Written exercise |
Transcribe all of the material exactly. Any picture in it should be left out.
********
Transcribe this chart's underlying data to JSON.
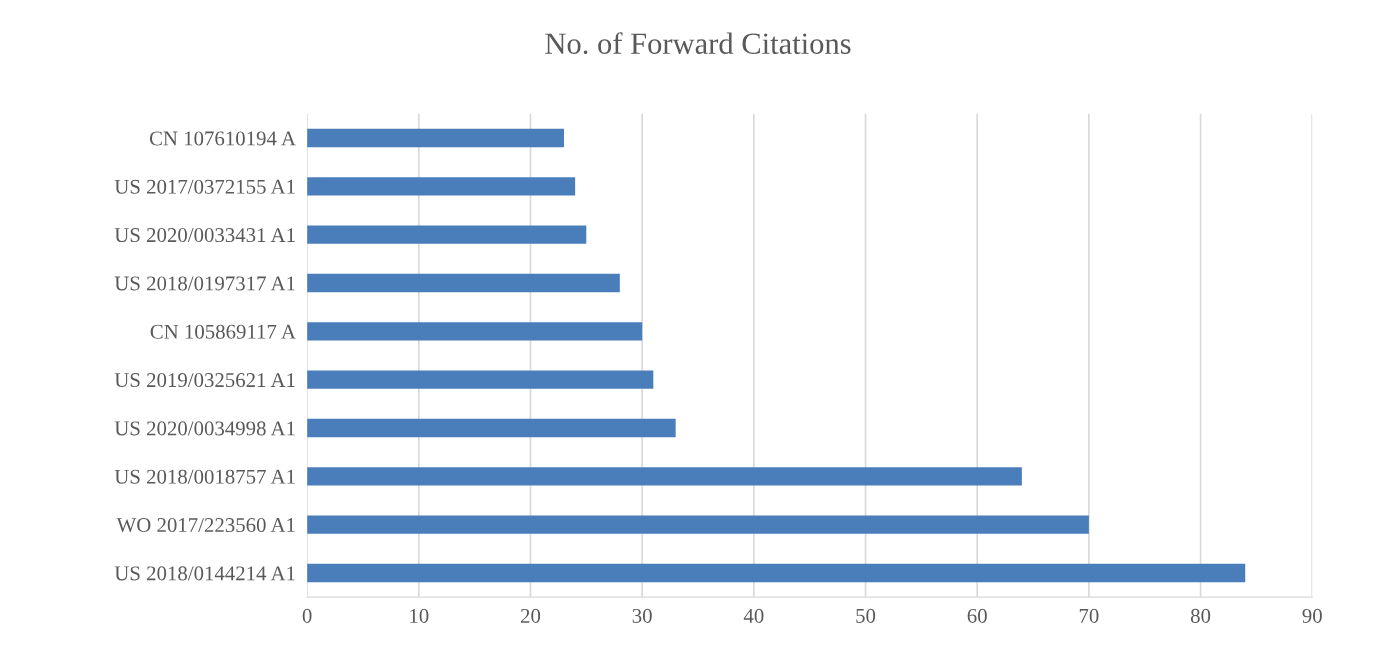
{
  "chart_data": {
    "type": "bar",
    "orientation": "horizontal",
    "title": "No. of Forward Citations",
    "categories": [
      "CN 107610194 A",
      "US 2017/0372155 A1",
      "US 2020/0033431 A1",
      "US 2018/0197317 A1",
      "CN 105869117 A",
      "US 2019/0325621 A1",
      "US 2020/0034998 A1",
      "US 2018/0018757 A1",
      "WO 2017/223560 A1",
      "US 2018/0144214 A1"
    ],
    "values": [
      23,
      24,
      25,
      28,
      30,
      31,
      33,
      64,
      70,
      84
    ],
    "color": "#4a7ebb",
    "xlim": [
      0,
      90
    ],
    "xticks": [
      0,
      10,
      20,
      30,
      40,
      50,
      60,
      70,
      80,
      90
    ],
    "grid": "x",
    "legend": false
  }
}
********
Solution for this task |
Transcribe this chart's underlying data to JSON.
{
  "chart_data": {
    "type": "bar",
    "orientation": "horizontal",
    "title": "No. of Forward Citations",
    "categories": [
      "CN 107610194 A",
      "US 2017/0372155 A1",
      "US 2020/0033431 A1",
      "US 2018/0197317 A1",
      "CN 105869117 A",
      "US 2019/0325621 A1",
      "US 2020/0034998 A1",
      "US 2018/0018757 A1",
      "WO 2017/223560 A1",
      "US 2018/0144214 A1"
    ],
    "values": [
      23,
      24,
      25,
      28,
      30,
      31,
      33,
      64,
      70,
      84
    ],
    "color": "#4a7ebb",
    "xlim": [
      0,
      90
    ],
    "xticks": [
      0,
      10,
      20,
      30,
      40,
      50,
      60,
      70,
      80,
      90
    ],
    "grid": "x",
    "legend": false
  }
}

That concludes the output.